I'd propose for simplicity to design the API in a polling fashion

A common question about polling-style API is what to do if an event is not available.

long[] stackTrace; //stacktrace in form of jmethod-IDs

One long is not enough to describe a frame. Frames have different types; a user may be also interested in the exact location (line number and/or bytecode index). Besides that, I would not limit the API to Java frames only: an ability to show native and JVM frames is the unique strength of async-profiler.

Would you be willing to accept a PR with this feature?

Before working on a PR, I suggest preparing a design doc for discussion. Basing on the above comments, the proposed approach does not necessarily fit well into the current architecture of the profiler.

Is there any other datastructure I'm overlooking in addition to CallTraceStorage which would grow over time and therefore prevent continuous profiling?

A growing data structure is not a problem per se, as long as there is a way to flush or trim the structure periodically. This function gives an idea of what takes up the profiler's memory. Besides call traces, this includes various dictionaries: classes, methods, symbols. You'll likely need dictionaries anyway, since resolving each method one by one without caching is extremely inefficient.

Is there any portable way to convert TSC::ticks() to a System.nanotime() timestamp?

With clock=monotonic option, TSC::ticks() uses the same clock as System.nanotime().

[JonasKunz]

Thank you for your Feedback! Your remarks are understandable to me and totally make sense.

We would like to add a new output-type for at least wall-clock profiling

Why would a new output type depend on the profiling mode? I understand that for your use case, you are interested specifically in the wall-clock profiling, but if we are speaking about a new async-profiler feature supported in upstream, I think it can be generalized.

I was trying to limit the scope of the feature to not make the resulting PR overly big. What about limiting the scope to only supporting events of type PERF_SAMPLE and EXECUTION_SAMPLE instead?

ENTRIES PROVIDED:
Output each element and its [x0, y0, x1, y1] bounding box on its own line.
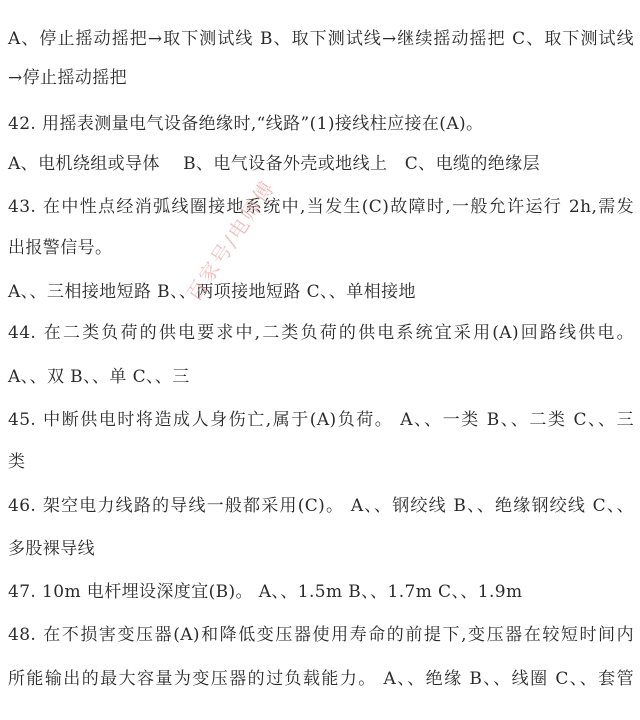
question-44-options: A、、双 B、、单 C、、三 — [8, 365, 634, 389]
question-43-cont: 出报警信号。 — [8, 236, 634, 260]
document-page: A、停止摇动摇把→取下测试线 B、取下测试线→继续摇动摇把 C、取下测试线 →停… — [0, 0, 640, 720]
question-48-cont: 所能输出的最大容量为变压器的过负载能力。 A、、绝缘 B、、线圈 C、、套管 — [8, 667, 634, 691]
question-44: 44. 在二类负荷的供电要求中,二类负荷的供电系统宜采用(A)回路线供电。 — [8, 321, 634, 345]
question-45: 45. 中断供电时将造成人身伤亡,属于(A)负荷。 A、、一类 B、、二类 C、… — [8, 408, 634, 432]
question-42: 42. 用摇表测量电气设备绝缘时,“线路”(1)接线柱应接在(A)。 — [8, 112, 634, 136]
question-47: 47. 10m 电杆埋设深度宜(B)。 A、、1.5m B、、1.7m C、、1… — [8, 580, 634, 604]
question-43: 43. 在中性点经消弧线圈接地系统中,当发生(C)故障时,一般允许运行 2h,需… — [8, 195, 634, 219]
text-line-1: A、停止摇动摇把→取下测试线 B、取下测试线→继续摇动摇把 C、取下测试线 — [8, 27, 634, 51]
question-43-options: A、、三相接地短路 B、、两项接地短路 C、、单相接地 — [8, 280, 634, 304]
question-46-cont: 多股裸导线 — [8, 537, 634, 561]
text-line-2: →停止摇动摇把 — [8, 66, 634, 90]
question-42-options: A、电机绕组或导体 B、电气设备外壳或地线上 C、电缆的绝缘层 — [8, 152, 634, 176]
question-48: 48. 在不损害变压器(A)和降低变压器使用寿命的前提下,变压器在较短时间内 — [8, 623, 634, 647]
question-45-cont: 类 — [8, 450, 634, 474]
question-46: 46. 架空电力线路的导线一般都采用(C)。 A、、钢绞线 B、、绝缘钢绞线 C… — [8, 494, 634, 518]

TO BE DONE:
• a. Do these statements agree with the async-profiler thread? (i) A single long value is enough to describe a stack frame. (ii) With the clock=monotonic option, TSC::ticks() runs on the same clock as System.nanotime(). (iii) A growing data structure is a problem even if it can be flushed or trimmed periodically. Answer yes or no for each, and quote the deciding words.
• b. Can you write what comes next in the async-profiler thread, starting after its final sentence?
The rows are separate material, apart from the async-profiler thread.

ANSWERS TO THE PROBLEMS:
• a.
(i) No: "One long is not enough to describe a frame."
(ii) Yes: "With clock=monotonic option, TSC::ticks() uses the same clock as System.nanotime()."
(iii) No: "A growing data structure is not a problem per se, as long as there is a way to flush or trim the structure periodically."

• b.
The goal is to allow the profiler to run continuously for an indefinite amount of time.

This is a good goal indeed. In my opinion, it is not a reason for a new output format, though. JFR format is designed with the continuous profiling in mind, and it is widely used for this purpose. If you have concerns about continuous profiling, I'd suggest to extract them into separate issues and solve them independently from the Java API work.

Makes sense, let's keep the problem of growing datastrcuture and running the profiler continuously out of this issue.

I'd propose for simplicity to design the API in a polling fashion

A common question about polling-style API is what to do if an event is not available.

Sorry, I was unprecise here. I mean a non-blocking, polling fashion.
So if no event is available, this is indicated by the return value of the method and the method returns immediately.

The Java-API consumer is responsible for pulling out the data fast enough, so that no data loss occurs.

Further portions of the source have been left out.